**Exercise details:** Write every entry out again exactly, please, and skip the pictures.

**Stored rows:**
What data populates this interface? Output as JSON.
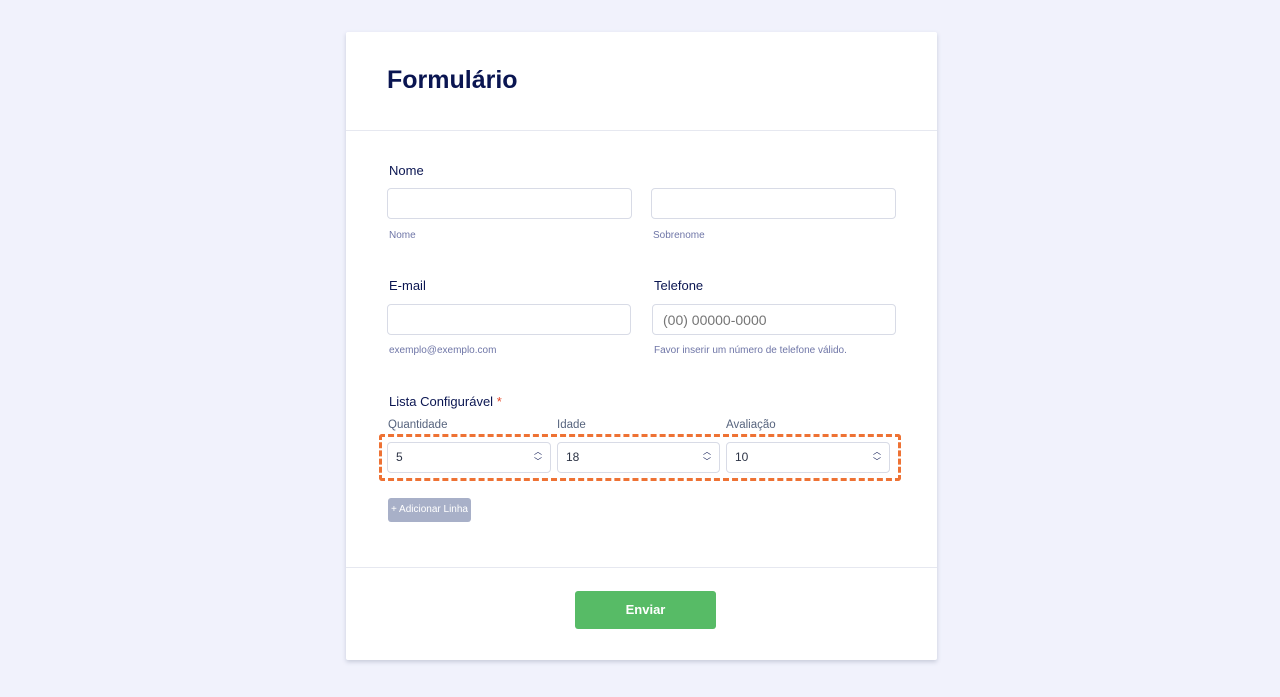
{
  "form": {
    "title": "Formulário",
    "name": {
      "label": "Nome",
      "first_sub": "Nome",
      "last_sub": "Sobrenome",
      "first_value": "",
      "last_value": ""
    },
    "email": {
      "label": "E-mail",
      "sub": "exemplo@exemplo.com",
      "value": ""
    },
    "phone": {
      "label": "Telefone",
      "placeholder": "(00) 00000-0000",
      "sub": "Favor inserir um número de telefone válido."
    },
    "list": {
      "label": "Lista Configurável",
      "required_mark": "*",
      "columns": [
        {
          "header": "Quantidade",
          "value": "5"
        },
        {
          "header": "Idade",
          "value": "18"
        },
        {
          "header": "Avaliação",
          "value": "10"
        }
      ],
      "add_row_label": "+ Adicionar Linha"
    },
    "submit_label": "Enviar"
  },
  "colors": {
    "background": "#f1f2fc",
    "submit": "#57bb66",
    "highlight": "#ee7234",
    "title": "#0a1551"
  },
  "icons": {
    "spinner": "chevron-up-down-icon"
  }
}
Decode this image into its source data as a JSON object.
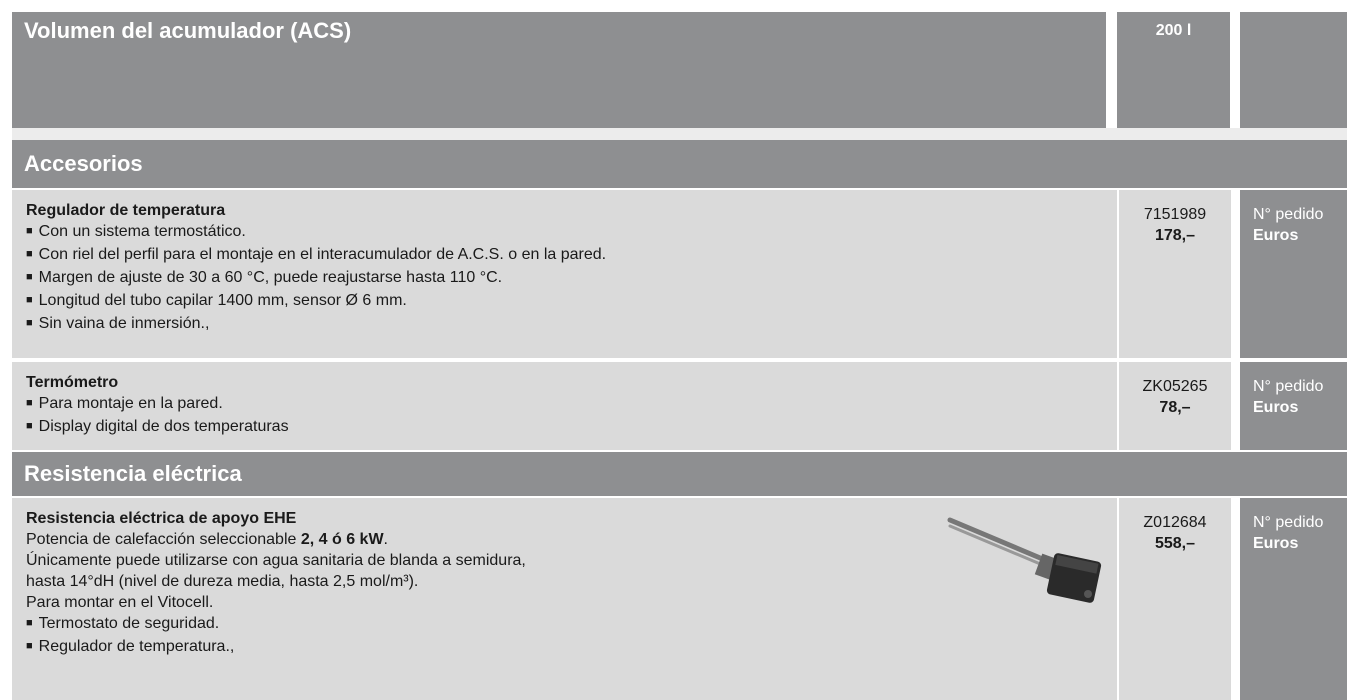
{
  "header": {
    "title": "Volumen del acumulador (ACS)",
    "volume": "200 l"
  },
  "sections": [
    {
      "title": "Accesorios",
      "items": [
        {
          "title": "Regulador de temperatura",
          "lines": [],
          "bullets": [
            "Con un sistema termostático.",
            "Con riel del perfil para el montaje en el interacumulador de A.C.S. o en la pared.",
            "Margen de ajuste de 30 a 60 °C, puede reajustarse hasta 110 °C.",
            "Longitud del tubo capilar 1400 mm, sensor Ø 6 mm.",
            "Sin vaina de inmersión.,"
          ],
          "order_no": "7151989",
          "price": "178,–",
          "labels": [
            "N° pedido",
            "Euros"
          ]
        },
        {
          "title": "Termómetro",
          "lines": [],
          "bullets": [
            "Para montaje en la pared.",
            "Display digital de dos temperaturas"
          ],
          "order_no": "ZK05265",
          "price": "78,–",
          "labels": [
            "N° pedido",
            "Euros"
          ]
        }
      ]
    },
    {
      "title": "Resistencia eléctrica",
      "items": [
        {
          "title": "Resistencia eléctrica de apoyo EHE",
          "lines": [
            [
              "Potencia de calefacción seleccionable ",
              {
                "b": "2, 4 ó 6 kW"
              },
              "."
            ],
            [
              "Únicamente puede utilizarse con agua sanitaria de blanda a semidura,"
            ],
            [
              "hasta 14°dH (nivel de dureza media, hasta 2,5 mol/m³)."
            ],
            [
              "Para montar en el Vitocell."
            ]
          ],
          "bullets": [
            "Termostato de seguridad.",
            "Regulador de temperatura.,"
          ],
          "order_no": "Z012684",
          "price": "558,–",
          "labels": [
            "N° pedido",
            "Euros"
          ]
        }
      ]
    }
  ]
}
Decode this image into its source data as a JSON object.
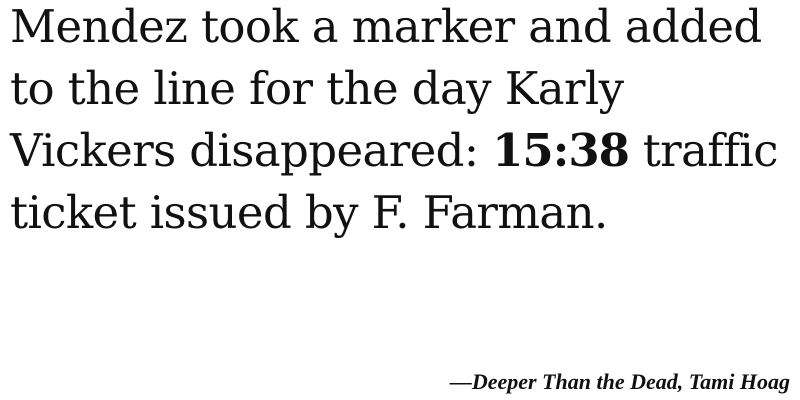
{
  "quote": {
    "before": "Mendez took a marker and added to the line for the day Karly Vickers disappeared: ",
    "highlight": "15:38",
    "after": " traffic ticket issued by F. Farman."
  },
  "attribution": {
    "dash": "—",
    "title": "Deeper Than the Dead",
    "separator": ", ",
    "author": "Tami Hoag"
  }
}
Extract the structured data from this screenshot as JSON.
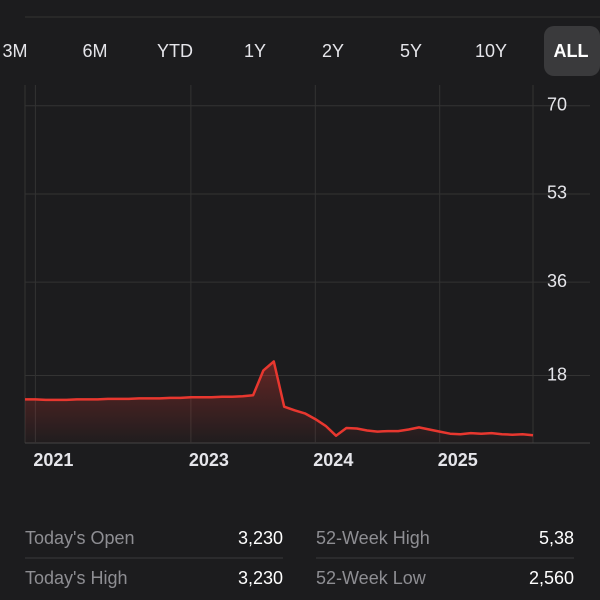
{
  "tabs": [
    "3M",
    "6M",
    "YTD",
    "1Y",
    "2Y",
    "5Y",
    "10Y",
    "ALL"
  ],
  "selected_tab": "ALL",
  "chart_data": {
    "type": "line",
    "color": "#e8372f",
    "categories": [
      null,
      "2021",
      null,
      null,
      null,
      null,
      null,
      null,
      null,
      null,
      null,
      null,
      null,
      null,
      null,
      null,
      "2023",
      null,
      null,
      null,
      null,
      null,
      null,
      null,
      null,
      null,
      null,
      null,
      "2024",
      null,
      null,
      null,
      null,
      null,
      null,
      null,
      null,
      null,
      null,
      null,
      "2025",
      null,
      null,
      null,
      null,
      null,
      null,
      null,
      null,
      null
    ],
    "values": [
      13.4,
      13.4,
      13.3,
      13.3,
      13.3,
      13.4,
      13.4,
      13.4,
      13.5,
      13.5,
      13.5,
      13.6,
      13.6,
      13.6,
      13.7,
      13.7,
      13.8,
      13.8,
      13.8,
      13.9,
      13.9,
      14.0,
      14.2,
      19.0,
      20.7,
      12.0,
      11.3,
      10.7,
      9.6,
      8.3,
      6.4,
      7.9,
      7.8,
      7.4,
      7.2,
      7.3,
      7.3,
      7.6,
      8.0,
      7.6,
      7.2,
      6.8,
      6.7,
      6.9,
      6.8,
      6.9,
      6.7,
      6.6,
      6.7,
      6.5
    ],
    "ylim": [
      5,
      74
    ],
    "yticks": [
      70,
      53,
      36,
      18
    ],
    "grid": true
  },
  "stats": [
    {
      "label": "Today's Open",
      "value": "3,230"
    },
    {
      "label": "52-Week High",
      "value": "5,38"
    },
    {
      "label": "Today's High",
      "value": "3,230"
    },
    {
      "label": "52-Week Low",
      "value": "2,560"
    }
  ]
}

**Output below:**
What data populates this interface? Output as JSON.
{
  "form": {
    "title": "Formulário",
    "name": {
      "label": "Nome",
      "first_sub": "Nome",
      "last_sub": "Sobrenome",
      "first_value": "",
      "last_value": ""
    },
    "email": {
      "label": "E-mail",
      "sub": "exemplo@exemplo.com",
      "value": ""
    },
    "phone": {
      "label": "Telefone",
      "placeholder": "(00) 00000-0000",
      "sub": "Favor inserir um número de telefone válido."
    },
    "list": {
      "label": "Lista Configurável",
      "required_mark": "*",
      "columns": [
        {
          "header": "Quantidade",
          "value": "5"
        },
        {
          "header": "Idade",
          "value": "18"
        },
        {
          "header": "Avaliação",
          "value": "10"
        }
      ],
      "add_row_label": "+ Adicionar Linha"
    },
    "submit_label": "Enviar"
  },
  "colors": {
    "background": "#f1f2fc",
    "submit": "#57bb66",
    "highlight": "#ee7234",
    "title": "#0a1551"
  },
  "icons": {
    "spinner": "chevron-up-down-icon"
  }
}
Decode this image into its source data as a JSON object.
{
  "header": {
    "title": "Volumen del acumulador (ACS)",
    "volume": "200 l"
  },
  "sections": [
    {
      "title": "Accesorios",
      "items": [
        {
          "title": "Regulador de temperatura",
          "lines": [],
          "bullets": [
            "Con un sistema termostático.",
            "Con riel del perfil para el montaje en el interacumulador de A.C.S. o en la pared.",
            "Margen de ajuste de 30 a 60 °C, puede reajustarse hasta 110 °C.",
            "Longitud del tubo capilar 1400 mm, sensor Ø 6 mm.",
            "Sin vaina de inmersión.,"
          ],
          "order_no": "7151989",
          "price": "178,–",
          "labels": [
            "N° pedido",
            "Euros"
          ]
        },
        {
          "title": "Termómetro",
          "lines": [],
          "bullets": [
            "Para montaje en la pared.",
            "Display digital de dos temperaturas"
          ],
          "order_no": "ZK05265",
          "price": "78,–",
          "labels": [
            "N° pedido",
            "Euros"
          ]
        }
      ]
    },
    {
      "title": "Resistencia eléctrica",
      "items": [
        {
          "title": "Resistencia eléctrica de apoyo EHE",
          "lines": [
            [
              "Potencia de calefacción seleccionable ",
              {
                "b": "2, 4 ó 6 kW"
              },
              "."
            ],
            [
              "Únicamente puede utilizarse con agua sanitaria de blanda a semidura,"
            ],
            [
              "hasta 14°dH (nivel de dureza media, hasta 2,5 mol/m³)."
            ],
            [
              "Para montar en el Vitocell."
            ]
          ],
          "bullets": [
            "Termostato de seguridad.",
            "Regulador de temperatura.,"
          ],
          "order_no": "Z012684",
          "price": "558,–",
          "labels": [
            "N° pedido",
            "Euros"
          ]
        }
      ]
    }
  ]
}
Decode this image into its source data as a JSON object.
{
  "quote": {
    "before": "Mendez took a marker and added to the line for the day Karly Vickers disappeared: ",
    "highlight": "15:38",
    "after": " traffic ticket issued by F. Farman."
  },
  "attribution": {
    "dash": "—",
    "title": "Deeper Than the Dead",
    "separator": ", ",
    "author": "Tami Hoag"
  }
}
Extract the structured data from this screenshot as JSON.
{
  "tabs": [
    "3M",
    "6M",
    "YTD",
    "1Y",
    "2Y",
    "5Y",
    "10Y",
    "ALL"
  ],
  "selected_tab": "ALL",
  "chart_data": {
    "type": "line",
    "color": "#e8372f",
    "categories": [
      null,
      "2021",
      null,
      null,
      null,
      null,
      null,
      null,
      null,
      null,
      null,
      null,
      null,
      null,
      null,
      null,
      "2023",
      null,
      null,
      null,
      null,
      null,
      null,
      null,
      null,
      null,
      null,
      null,
      "2024",
      null,
      null,
      null,
      null,
      null,
      null,
      null,
      null,
      null,
      null,
      null,
      "2025",
      null,
      null,
      null,
      null,
      null,
      null,
      null,
      null,
      null
    ],
    "values": [
      13.4,
      13.4,
      13.3,
      13.3,
      13.3,
      13.4,
      13.4,
      13.4,
      13.5,
      13.5,
      13.5,
      13.6,
      13.6,
      13.6,
      13.7,
      13.7,
      13.8,
      13.8,
      13.8,
      13.9,
      13.9,
      14.0,
      14.2,
      19.0,
      20.7,
      12.0,
      11.3,
      10.7,
      9.6,
      8.3,
      6.4,
      7.9,
      7.8,
      7.4,
      7.2,
      7.3,
      7.3,
      7.6,
      8.0,
      7.6,
      7.2,
      6.8,
      6.7,
      6.9,
      6.8,
      6.9,
      6.7,
      6.6,
      6.7,
      6.5
    ],
    "ylim": [
      5,
      74
    ],
    "yticks": [
      70,
      53,
      36,
      18
    ],
    "grid": true
  },
  "stats": [
    {
      "label": "Today's Open",
      "value": "3,230"
    },
    {
      "label": "52-Week High",
      "value": "5,38"
    },
    {
      "label": "Today's High",
      "value": "3,230"
    },
    {
      "label": "52-Week Low",
      "value": "2,560"
    }
  ]
}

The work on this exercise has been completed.